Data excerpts
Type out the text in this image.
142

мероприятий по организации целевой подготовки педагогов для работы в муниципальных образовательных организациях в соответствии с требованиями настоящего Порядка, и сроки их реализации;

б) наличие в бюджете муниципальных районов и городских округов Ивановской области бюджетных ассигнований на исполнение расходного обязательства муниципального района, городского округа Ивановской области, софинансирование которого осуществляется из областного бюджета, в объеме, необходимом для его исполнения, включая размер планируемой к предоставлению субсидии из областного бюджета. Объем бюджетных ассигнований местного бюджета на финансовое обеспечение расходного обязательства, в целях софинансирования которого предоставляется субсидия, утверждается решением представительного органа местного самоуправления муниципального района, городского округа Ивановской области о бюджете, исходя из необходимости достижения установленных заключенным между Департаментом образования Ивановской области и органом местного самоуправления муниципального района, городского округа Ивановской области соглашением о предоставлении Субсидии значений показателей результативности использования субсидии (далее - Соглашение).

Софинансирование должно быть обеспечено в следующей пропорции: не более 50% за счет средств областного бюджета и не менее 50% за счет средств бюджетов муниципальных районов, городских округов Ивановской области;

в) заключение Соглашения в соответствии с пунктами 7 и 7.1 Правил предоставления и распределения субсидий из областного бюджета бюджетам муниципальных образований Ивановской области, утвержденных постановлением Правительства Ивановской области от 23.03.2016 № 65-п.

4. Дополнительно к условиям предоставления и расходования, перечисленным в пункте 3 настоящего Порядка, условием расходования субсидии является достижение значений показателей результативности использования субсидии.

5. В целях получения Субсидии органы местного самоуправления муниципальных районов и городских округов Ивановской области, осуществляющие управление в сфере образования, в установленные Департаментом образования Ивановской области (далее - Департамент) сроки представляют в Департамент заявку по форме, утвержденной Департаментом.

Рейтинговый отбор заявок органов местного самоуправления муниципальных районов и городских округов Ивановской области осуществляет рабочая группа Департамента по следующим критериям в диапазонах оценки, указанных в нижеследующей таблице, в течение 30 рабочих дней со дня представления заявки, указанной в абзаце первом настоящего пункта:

## [Required task]
Copy each line of the listing that includes "соответствии".

## [Output of the task]
мероприятий по организации целевой подготовки педагогов для работы в муниципальных образовательных организациях в соответствии с требованиями настоящего Порядка, и сроки их реализации;
в) заключение Соглашения в соответствии с пунктами 7 и 7.1 Правил предоставления и распределения субсидий из областного бюджета бюджетам муниципальных образований Ивановской области, утвержденных постановлением Правительства Ивановской области от 23.03.2016 № 65-п.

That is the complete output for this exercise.